> What is needed:
Lift out all lines below that contain "中华通韵".

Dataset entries
━━━━━━━━━━━━━━━━━━━━━━━━━━━━━━

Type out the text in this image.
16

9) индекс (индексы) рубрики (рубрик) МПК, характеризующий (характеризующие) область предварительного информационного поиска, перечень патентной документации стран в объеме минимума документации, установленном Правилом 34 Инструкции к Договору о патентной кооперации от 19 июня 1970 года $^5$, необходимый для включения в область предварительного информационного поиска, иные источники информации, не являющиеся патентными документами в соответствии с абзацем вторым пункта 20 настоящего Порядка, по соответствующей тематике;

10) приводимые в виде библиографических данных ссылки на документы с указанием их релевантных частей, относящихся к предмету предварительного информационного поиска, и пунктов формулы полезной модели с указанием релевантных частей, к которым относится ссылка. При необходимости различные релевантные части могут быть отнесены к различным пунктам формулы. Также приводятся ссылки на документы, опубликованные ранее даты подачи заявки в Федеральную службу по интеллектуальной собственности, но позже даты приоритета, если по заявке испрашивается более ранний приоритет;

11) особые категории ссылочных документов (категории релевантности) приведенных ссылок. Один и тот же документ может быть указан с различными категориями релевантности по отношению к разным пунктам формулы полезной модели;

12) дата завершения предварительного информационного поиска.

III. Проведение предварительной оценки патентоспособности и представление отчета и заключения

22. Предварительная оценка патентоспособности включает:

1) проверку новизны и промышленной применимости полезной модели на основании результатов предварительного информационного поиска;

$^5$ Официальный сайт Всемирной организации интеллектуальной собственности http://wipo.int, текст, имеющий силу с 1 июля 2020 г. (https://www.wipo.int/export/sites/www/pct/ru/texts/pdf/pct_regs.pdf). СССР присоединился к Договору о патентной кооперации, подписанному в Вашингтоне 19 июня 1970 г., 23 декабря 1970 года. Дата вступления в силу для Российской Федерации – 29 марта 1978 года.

━━━━━━━━━━━━━━━━━━━━━━━━━━━━━━

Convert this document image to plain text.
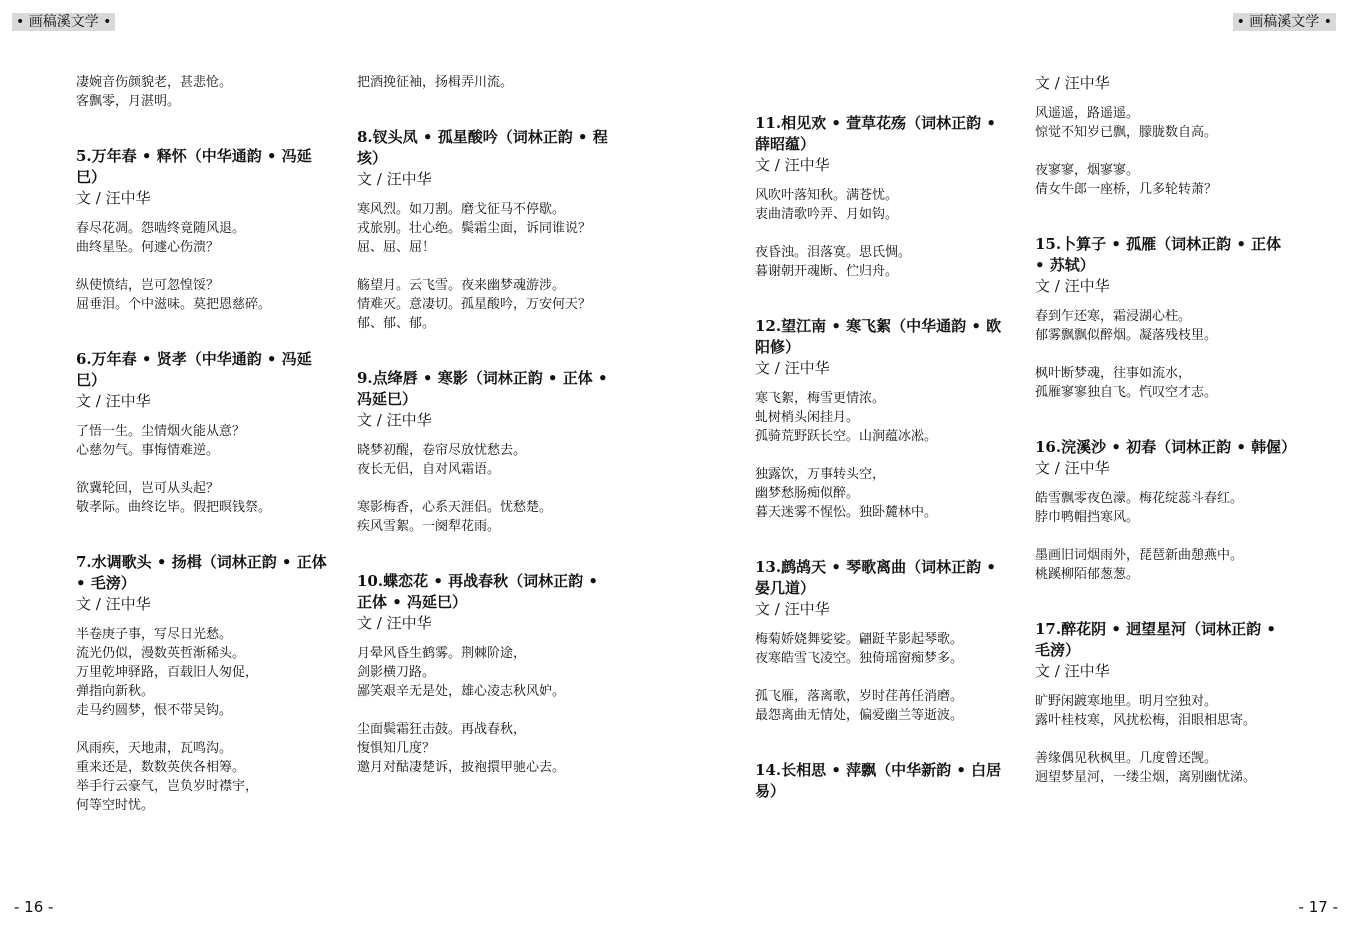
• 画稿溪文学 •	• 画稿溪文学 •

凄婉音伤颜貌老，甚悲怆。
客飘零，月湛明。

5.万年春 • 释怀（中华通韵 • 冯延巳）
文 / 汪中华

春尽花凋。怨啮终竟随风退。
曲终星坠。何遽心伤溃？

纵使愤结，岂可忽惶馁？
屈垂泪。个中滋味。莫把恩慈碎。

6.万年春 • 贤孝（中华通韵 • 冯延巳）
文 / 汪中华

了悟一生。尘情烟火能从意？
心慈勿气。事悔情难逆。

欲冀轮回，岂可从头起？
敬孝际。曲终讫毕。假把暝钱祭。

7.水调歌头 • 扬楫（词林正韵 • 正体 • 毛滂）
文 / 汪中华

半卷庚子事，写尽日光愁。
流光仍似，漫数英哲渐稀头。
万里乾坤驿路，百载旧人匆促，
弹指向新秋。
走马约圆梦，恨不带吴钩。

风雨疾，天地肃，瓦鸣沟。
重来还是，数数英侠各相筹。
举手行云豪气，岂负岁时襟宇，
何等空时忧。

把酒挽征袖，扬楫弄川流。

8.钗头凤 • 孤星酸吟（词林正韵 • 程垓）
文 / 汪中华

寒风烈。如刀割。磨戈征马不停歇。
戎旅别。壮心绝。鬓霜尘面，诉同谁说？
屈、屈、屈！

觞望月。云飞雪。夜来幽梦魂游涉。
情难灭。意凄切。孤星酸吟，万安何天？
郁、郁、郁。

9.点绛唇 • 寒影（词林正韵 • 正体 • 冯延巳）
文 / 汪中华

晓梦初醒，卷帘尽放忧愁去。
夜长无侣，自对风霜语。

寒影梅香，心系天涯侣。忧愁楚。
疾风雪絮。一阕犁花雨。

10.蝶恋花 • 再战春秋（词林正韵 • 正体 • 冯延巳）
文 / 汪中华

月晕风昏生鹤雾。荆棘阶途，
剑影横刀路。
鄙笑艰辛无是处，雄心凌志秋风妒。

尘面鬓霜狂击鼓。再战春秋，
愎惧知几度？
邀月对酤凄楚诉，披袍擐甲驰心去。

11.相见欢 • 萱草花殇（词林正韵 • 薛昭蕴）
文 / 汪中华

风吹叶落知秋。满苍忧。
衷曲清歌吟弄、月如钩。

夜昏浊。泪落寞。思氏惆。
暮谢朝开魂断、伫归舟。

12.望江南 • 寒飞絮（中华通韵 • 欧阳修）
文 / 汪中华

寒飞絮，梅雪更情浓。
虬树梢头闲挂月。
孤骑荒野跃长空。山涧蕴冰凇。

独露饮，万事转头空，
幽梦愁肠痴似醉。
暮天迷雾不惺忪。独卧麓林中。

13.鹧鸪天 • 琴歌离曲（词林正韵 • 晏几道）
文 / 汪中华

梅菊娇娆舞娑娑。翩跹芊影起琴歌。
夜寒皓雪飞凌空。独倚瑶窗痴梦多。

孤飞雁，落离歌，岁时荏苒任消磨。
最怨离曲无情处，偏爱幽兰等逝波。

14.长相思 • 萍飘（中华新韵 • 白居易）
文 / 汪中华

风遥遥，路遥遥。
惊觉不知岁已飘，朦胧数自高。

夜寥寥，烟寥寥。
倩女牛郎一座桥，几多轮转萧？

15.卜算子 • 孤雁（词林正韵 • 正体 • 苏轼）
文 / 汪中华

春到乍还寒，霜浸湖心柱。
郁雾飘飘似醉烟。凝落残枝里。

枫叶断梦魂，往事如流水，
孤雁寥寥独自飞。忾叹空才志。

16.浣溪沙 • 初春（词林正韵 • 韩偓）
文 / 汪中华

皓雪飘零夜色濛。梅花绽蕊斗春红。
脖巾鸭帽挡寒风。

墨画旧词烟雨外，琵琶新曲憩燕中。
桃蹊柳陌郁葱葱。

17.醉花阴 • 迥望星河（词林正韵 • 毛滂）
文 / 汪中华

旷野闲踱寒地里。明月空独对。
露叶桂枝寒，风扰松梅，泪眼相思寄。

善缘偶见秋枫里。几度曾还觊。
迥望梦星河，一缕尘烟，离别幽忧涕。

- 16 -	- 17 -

━━━━━━━━━━━━━━━━━━━━━━━━━━━━━━

> Result of the task:
5.万年春 • 释怀（中华通韵 • 冯延巳）
6.万年春 • 贤孝（中华通韵 • 冯延巳）
12.望江南 • 寒飞絮（中华通韵 • 欧阳修）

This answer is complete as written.